__Objective__. Find each line containing the string "house". Copy it.

----------

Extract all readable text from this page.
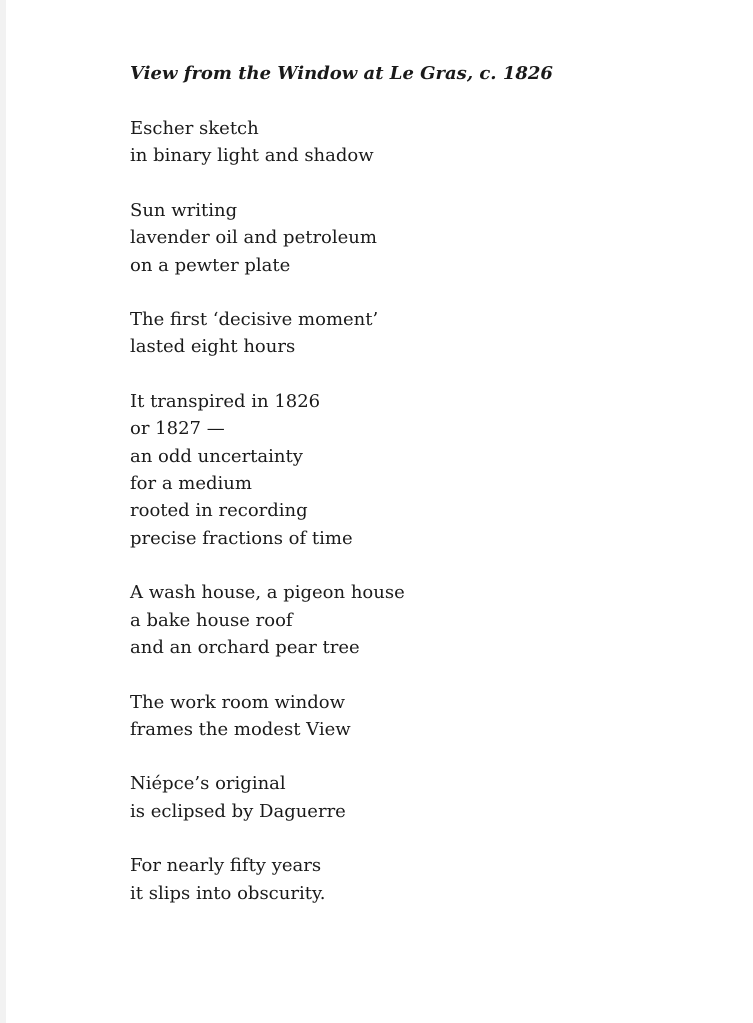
View from the Window at Le Gras, c. 1826
Escher sketch
in binary light and shadow
Sun writing
lavender oil and petroleum
on a pewter plate
The first ‘decisive moment’
lasted eight hours
It transpired in 1826
or 1827 —
an odd uncertainty
for a medium
rooted in recording
precise fractions of time
A wash house, a pigeon house
a bake house roof
and an orchard pear tree
The work room window
frames the modest View
Niépce’s original
is eclipsed by Daguerre
For nearly fifty years
it slips into obscurity.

----------

__Task output__.
A wash house, a pigeon house
a bake house roof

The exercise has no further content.